_Document excerpt_.

* BEGIN *

Talk about the end of the world and everybody gets interested. The disciples were, too, when Jesus predicted some apocalyptic events. “Well,” they asked with faces a shade paler than they had been moments before, “when will all that bad stuff happen?” In answering them, Jesus gets even more vivid in predicting great and terrible things to come. But in reading this passage, I am struck by one of the quieter things he said: in verse 16 he says that the day would come when Jesus’ followers would be betrayed by even family members and friends.
And friends . . . We have an advantage over the disciples who first heard those words in that we’re able to glance across the page in our Bibles to see the heading for Luke 22: “Judas Agrees to Betray Jesus.” One wonders what thoughts flit through Judas’s mind when Jesus predicted that even friends would one day turn into betrayers. Did those words give Judas the idea? Probably not. He had been slouching in that direction within his heart for a while already. So did those words cause Judas to blush? To avert his eyes? To look down as his feet and shuffle his sandal in the dirt for a few moments?

* END *

_Entries supplied_.
* BEGIN *

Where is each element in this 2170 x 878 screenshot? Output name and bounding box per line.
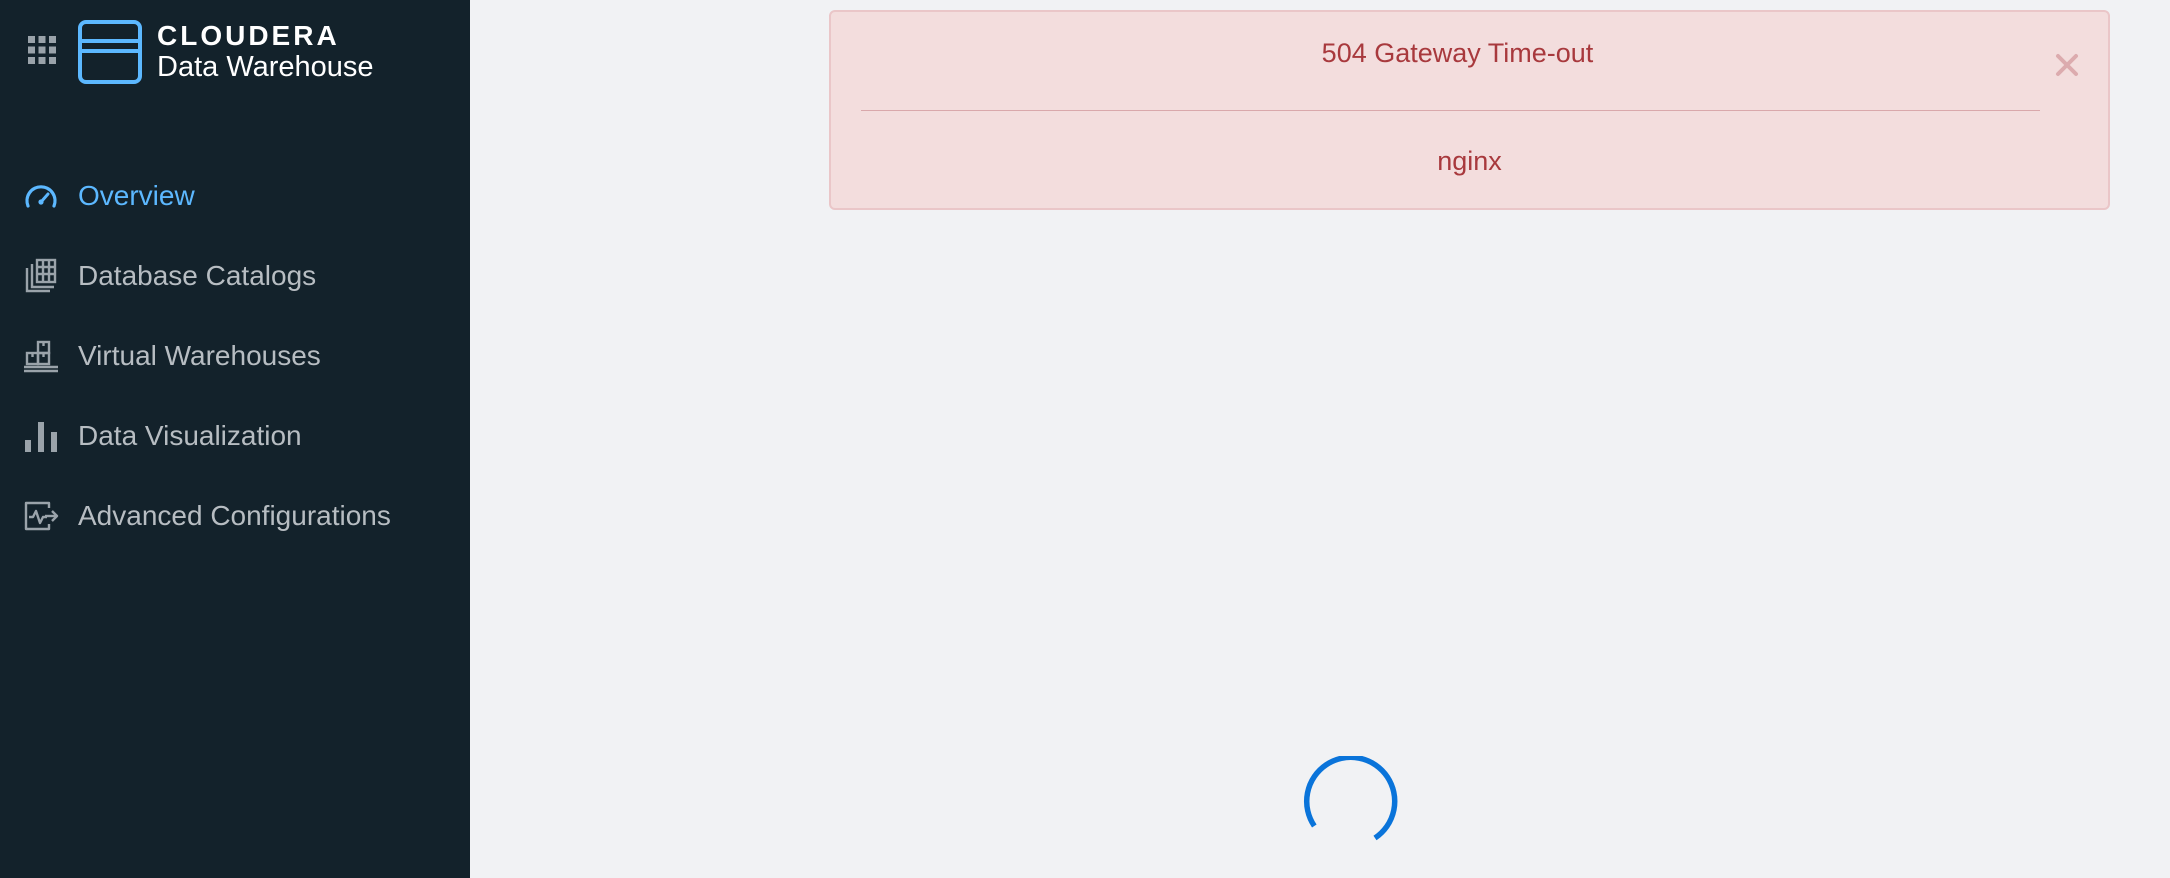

* END *
* BEGIN *

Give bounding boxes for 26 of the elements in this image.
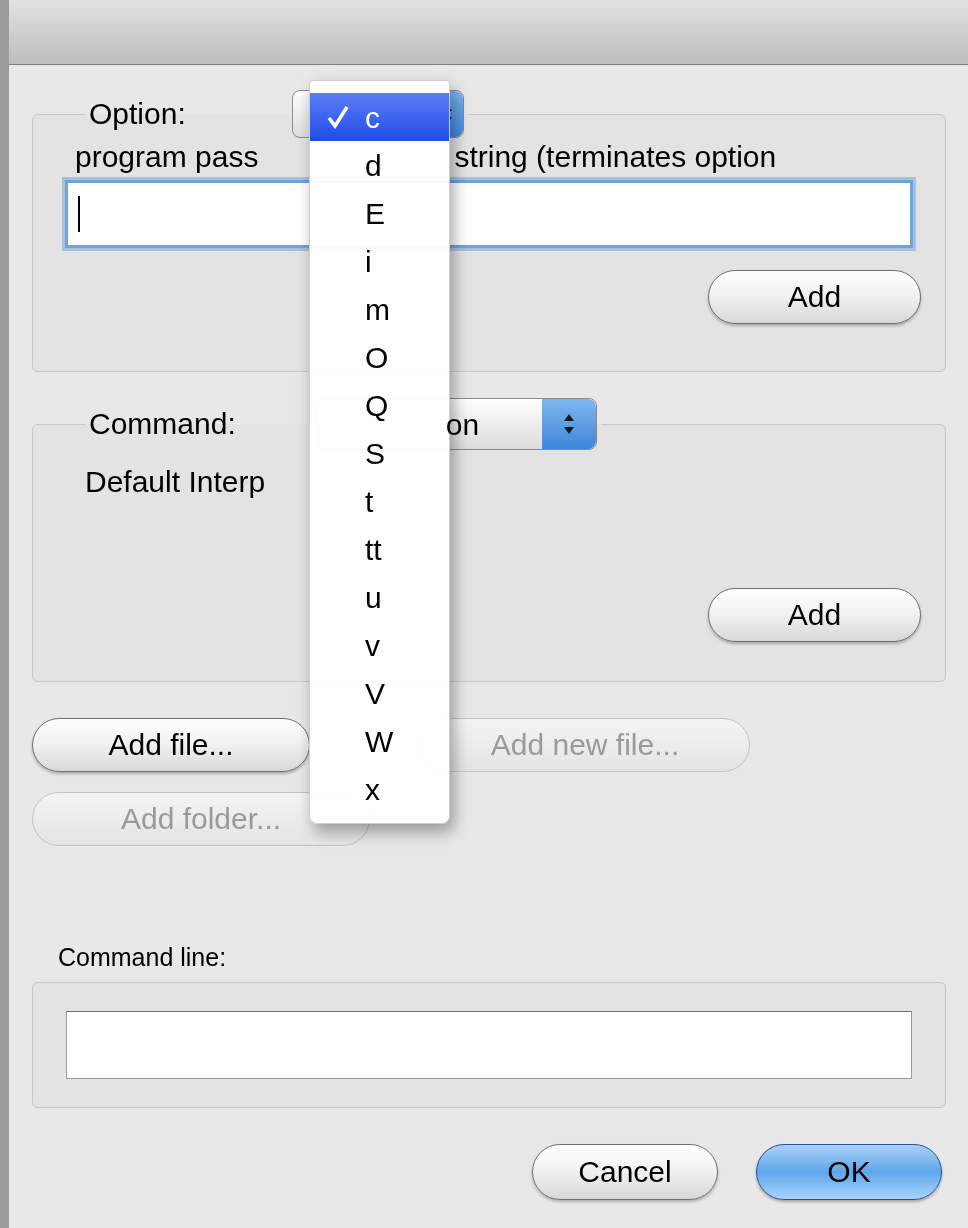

* END *

_Work to do_.
1. List each physical reaction that the devotional wonders whether Jesus's words caused in Judas.
2. According to the devotional, what is the heading for Luke 22?
None of the items are needed here.

_Answers by task_.
1.
- To blush
- To avert his eyes
- To look down and shuffle his sandal in the dirt for a few moments

2. "Judas Agrees to Betray Jesus."